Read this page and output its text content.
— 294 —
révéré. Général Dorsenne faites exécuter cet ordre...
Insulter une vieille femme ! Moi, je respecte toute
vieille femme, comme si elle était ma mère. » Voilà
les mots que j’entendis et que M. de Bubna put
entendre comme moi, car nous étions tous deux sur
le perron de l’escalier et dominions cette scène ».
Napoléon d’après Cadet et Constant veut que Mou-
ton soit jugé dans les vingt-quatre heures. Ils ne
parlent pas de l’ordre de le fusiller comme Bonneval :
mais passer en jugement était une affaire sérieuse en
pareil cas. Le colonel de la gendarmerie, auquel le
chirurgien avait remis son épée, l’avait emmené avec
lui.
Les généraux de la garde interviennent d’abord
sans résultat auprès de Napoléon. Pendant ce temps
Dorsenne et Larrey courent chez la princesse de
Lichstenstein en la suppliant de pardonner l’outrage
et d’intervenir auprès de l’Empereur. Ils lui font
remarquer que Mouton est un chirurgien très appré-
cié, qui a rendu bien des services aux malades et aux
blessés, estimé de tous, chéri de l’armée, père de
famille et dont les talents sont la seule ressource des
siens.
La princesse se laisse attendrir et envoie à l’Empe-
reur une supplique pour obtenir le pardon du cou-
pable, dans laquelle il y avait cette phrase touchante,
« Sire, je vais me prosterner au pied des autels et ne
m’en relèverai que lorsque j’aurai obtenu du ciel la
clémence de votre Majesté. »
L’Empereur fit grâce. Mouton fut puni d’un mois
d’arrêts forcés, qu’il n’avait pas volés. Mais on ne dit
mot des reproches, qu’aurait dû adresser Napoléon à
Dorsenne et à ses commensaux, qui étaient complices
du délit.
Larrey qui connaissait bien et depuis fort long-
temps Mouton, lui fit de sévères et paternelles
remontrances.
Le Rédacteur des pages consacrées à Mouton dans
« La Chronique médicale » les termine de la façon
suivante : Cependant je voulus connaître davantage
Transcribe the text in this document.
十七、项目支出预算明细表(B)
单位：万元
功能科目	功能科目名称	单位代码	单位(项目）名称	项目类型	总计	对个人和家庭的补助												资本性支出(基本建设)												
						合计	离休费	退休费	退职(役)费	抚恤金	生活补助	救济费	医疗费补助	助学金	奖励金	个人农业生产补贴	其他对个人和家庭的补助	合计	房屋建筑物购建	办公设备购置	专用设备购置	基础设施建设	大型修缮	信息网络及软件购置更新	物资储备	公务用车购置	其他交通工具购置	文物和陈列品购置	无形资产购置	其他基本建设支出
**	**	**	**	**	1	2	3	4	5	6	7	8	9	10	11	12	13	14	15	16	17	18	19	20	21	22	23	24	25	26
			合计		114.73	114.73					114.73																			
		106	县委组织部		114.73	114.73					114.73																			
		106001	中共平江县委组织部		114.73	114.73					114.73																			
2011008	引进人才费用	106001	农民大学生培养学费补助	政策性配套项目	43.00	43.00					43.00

========================

> _Aim of the exercise_:
Copy all the records above exactly, missing none.

> _The result_:
Read this page and output its text content.
— 294 —
révéré. Général Dorsenne faites exécuter cet ordre...
Insulter une vieille femme ! Moi, je respecte toute
vieille femme, comme si elle était ma mère. » Voilà
les mots que j’entendis et que M. de Bubna put
entendre comme moi, car nous étions tous deux sur
le perron de l’escalier et dominions cette scène ».
Napoléon d’après Cadet et Constant veut que Mou-
ton soit jugé dans les vingt-quatre heures. Ils ne
parlent pas de l’ordre de le fusiller comme Bonneval :
mais passer en jugement était une affaire sérieuse en
pareil cas. Le colonel de la gendarmerie, auquel le
chirurgien avait remis son épée, l’avait emmené avec
lui.
Les généraux de la garde interviennent d’abord
sans résultat auprès de Napoléon. Pendant ce temps
Dorsenne et Larrey courent chez la princesse de
Lichstenstein en la suppliant de pardonner l’outrage
et d’intervenir auprès de l’Empereur. Ils lui font
remarquer que Mouton est un chirurgien très appré-
cié, qui a rendu bien des services aux malades et aux
blessés, estimé de tous, chéri de l’armée, père de
famille et dont les talents sont la seule ressource des
siens.
La princesse se laisse attendrir et envoie à l’Empe-
reur une supplique pour obtenir le pardon du cou-
pable, dans laquelle il y avait cette phrase touchante,
« Sire, je vais me prosterner au pied des autels et ne
m’en relèverai que lorsque j’aurai obtenu du ciel la
clémence de votre Majesté. »
L’Empereur fit grâce. Mouton fut puni d’un mois
d’arrêts forcés, qu’il n’avait pas volés. Mais on ne dit
mot des reproches, qu’aurait dû adresser Napoléon à
Dorsenne et à ses commensaux, qui étaient complices
du délit.
Larrey qui connaissait bien et depuis fort long-
temps Mouton, lui fit de sévères et paternelles
remontrances.
Le Rédacteur des pages consacrées à Mouton dans
« La Chronique médicale » les termine de la façon
suivante : Cependant je voulus connaître davantage
Transcribe the text in this document.
十七、项目支出预算明细表(B)
单位：万元
功能科目	功能科目名称	单位代码	单位(项目）名称	项目类型	总计	对个人和家庭的补助												资本性支出(基本建设)												
						合计	离休费	退休费	退职(役)费	抚恤金	生活补助	救济费	医疗费补助	助学金	奖励金	个人农业生产补贴	其他对个人和家庭的补助	合计	房屋建筑物购建	办公设备购置	专用设备购置	基础设施建设	大型修缮	信息网络及软件购置更新	物资储备	公务用车购置	其他交通工具购置	文物和陈列品购置	无形资产购置	其他基本建设支出
**	**	**	**	**	1	2	3	4	5	6	7	8	9	10	11	12	13	14	15	16	17	18	19	20	21	22	23	24	25	26
			合计		114.73	114.73					114.73																			
		106	县委组织部		114.73	114.73					114.73																			
		106001	中共平江县委组织部		114.73	114.73					114.73																			
2011008	引进人才费用	106001	农民大学生培养学费补助	政策性配套项目	43.00	43.00					43.00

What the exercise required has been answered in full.